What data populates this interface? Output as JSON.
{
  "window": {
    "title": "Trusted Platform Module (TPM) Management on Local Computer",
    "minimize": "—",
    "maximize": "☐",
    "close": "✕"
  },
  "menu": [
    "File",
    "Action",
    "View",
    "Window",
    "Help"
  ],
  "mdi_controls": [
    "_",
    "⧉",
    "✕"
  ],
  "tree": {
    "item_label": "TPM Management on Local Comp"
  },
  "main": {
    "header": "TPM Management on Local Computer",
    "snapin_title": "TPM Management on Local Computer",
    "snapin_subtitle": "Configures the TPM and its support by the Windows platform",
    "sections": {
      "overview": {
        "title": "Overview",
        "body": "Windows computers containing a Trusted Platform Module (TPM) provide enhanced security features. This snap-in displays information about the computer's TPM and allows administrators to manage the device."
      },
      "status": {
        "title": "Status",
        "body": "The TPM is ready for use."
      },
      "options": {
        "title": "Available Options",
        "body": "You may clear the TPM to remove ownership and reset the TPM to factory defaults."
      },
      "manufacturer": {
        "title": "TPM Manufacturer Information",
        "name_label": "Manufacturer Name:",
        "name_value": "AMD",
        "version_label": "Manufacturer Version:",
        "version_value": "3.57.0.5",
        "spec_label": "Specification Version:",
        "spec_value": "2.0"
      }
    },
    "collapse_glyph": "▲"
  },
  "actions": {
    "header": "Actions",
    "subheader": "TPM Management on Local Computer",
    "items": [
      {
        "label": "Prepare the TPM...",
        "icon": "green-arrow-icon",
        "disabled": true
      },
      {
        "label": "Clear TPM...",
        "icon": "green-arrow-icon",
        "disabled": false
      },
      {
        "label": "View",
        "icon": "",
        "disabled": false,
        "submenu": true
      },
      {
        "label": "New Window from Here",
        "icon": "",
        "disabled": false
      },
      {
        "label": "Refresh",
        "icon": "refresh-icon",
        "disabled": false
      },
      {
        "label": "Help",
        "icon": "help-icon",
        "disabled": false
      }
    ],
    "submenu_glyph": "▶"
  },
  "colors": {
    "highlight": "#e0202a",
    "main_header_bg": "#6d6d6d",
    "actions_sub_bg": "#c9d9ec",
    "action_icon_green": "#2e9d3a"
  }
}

———

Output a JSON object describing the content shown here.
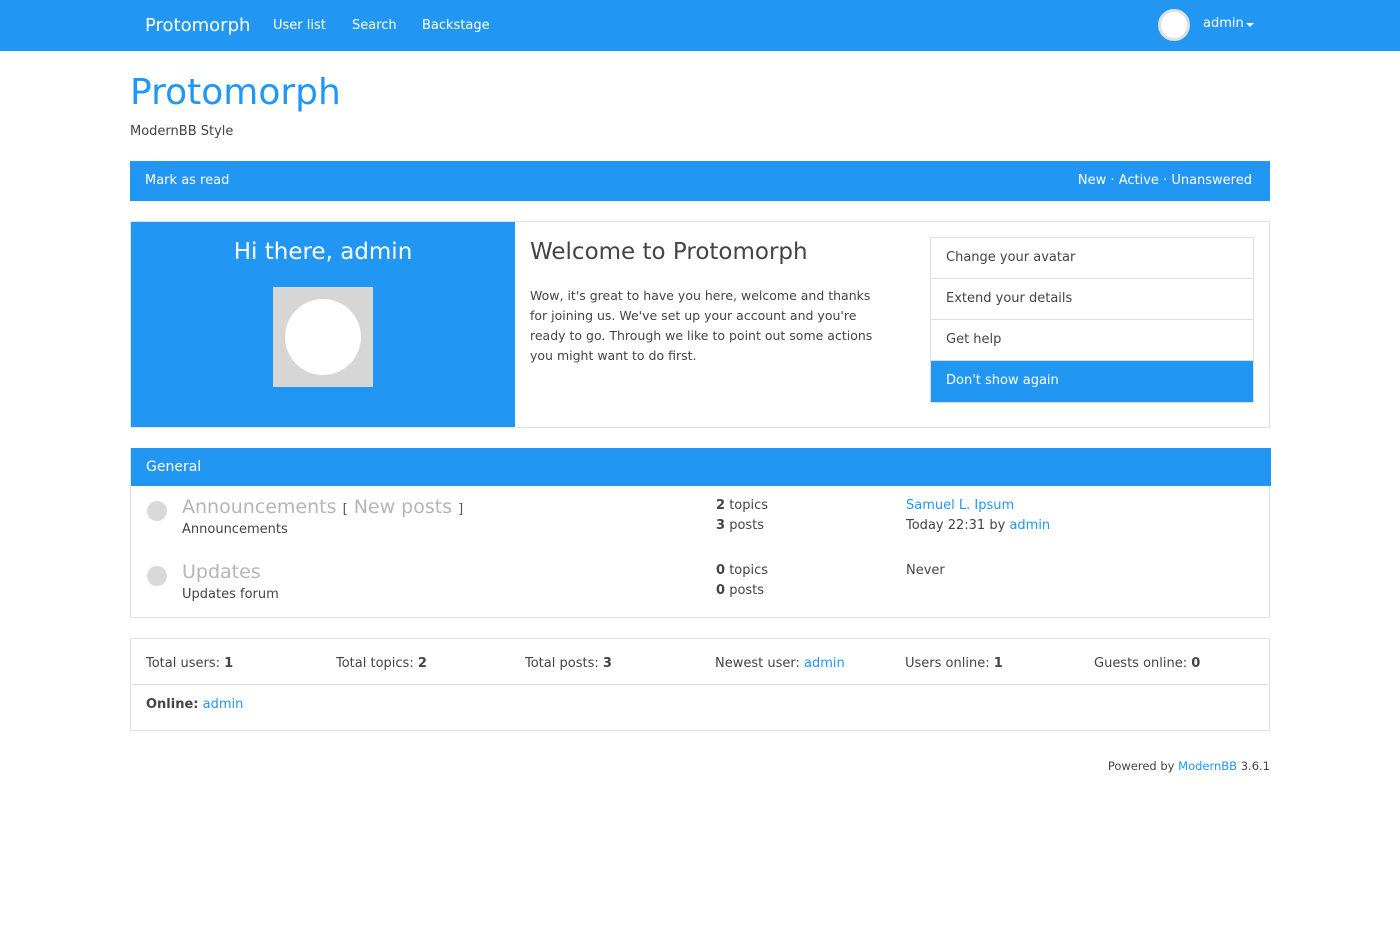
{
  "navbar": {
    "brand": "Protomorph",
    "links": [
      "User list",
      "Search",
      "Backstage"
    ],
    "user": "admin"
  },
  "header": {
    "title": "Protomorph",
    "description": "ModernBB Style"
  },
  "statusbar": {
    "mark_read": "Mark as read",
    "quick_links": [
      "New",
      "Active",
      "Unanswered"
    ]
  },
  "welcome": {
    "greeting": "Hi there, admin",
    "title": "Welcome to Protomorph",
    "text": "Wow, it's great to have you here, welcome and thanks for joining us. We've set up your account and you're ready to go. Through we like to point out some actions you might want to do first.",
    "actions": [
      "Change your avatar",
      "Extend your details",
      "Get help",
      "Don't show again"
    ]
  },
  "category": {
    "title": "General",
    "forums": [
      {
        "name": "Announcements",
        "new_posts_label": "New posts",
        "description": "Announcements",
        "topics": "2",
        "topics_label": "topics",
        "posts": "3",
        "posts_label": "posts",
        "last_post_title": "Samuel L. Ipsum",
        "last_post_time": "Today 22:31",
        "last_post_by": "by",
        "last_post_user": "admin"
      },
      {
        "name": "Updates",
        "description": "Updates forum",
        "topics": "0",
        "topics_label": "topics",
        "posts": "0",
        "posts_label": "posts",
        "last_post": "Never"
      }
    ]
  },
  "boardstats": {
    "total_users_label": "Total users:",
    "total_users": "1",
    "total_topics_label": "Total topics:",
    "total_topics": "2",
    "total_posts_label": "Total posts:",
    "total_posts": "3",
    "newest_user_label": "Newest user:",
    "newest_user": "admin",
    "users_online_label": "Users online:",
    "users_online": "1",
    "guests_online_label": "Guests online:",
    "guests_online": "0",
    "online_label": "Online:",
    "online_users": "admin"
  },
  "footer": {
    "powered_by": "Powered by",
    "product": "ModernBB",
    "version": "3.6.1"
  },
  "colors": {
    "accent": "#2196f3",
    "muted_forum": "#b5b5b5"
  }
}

———

> [Description of the task] Report back each line of the entries that holds the string "Announcements".

> [Reply]
        "name": "Announcements",
        "description": "Announcements",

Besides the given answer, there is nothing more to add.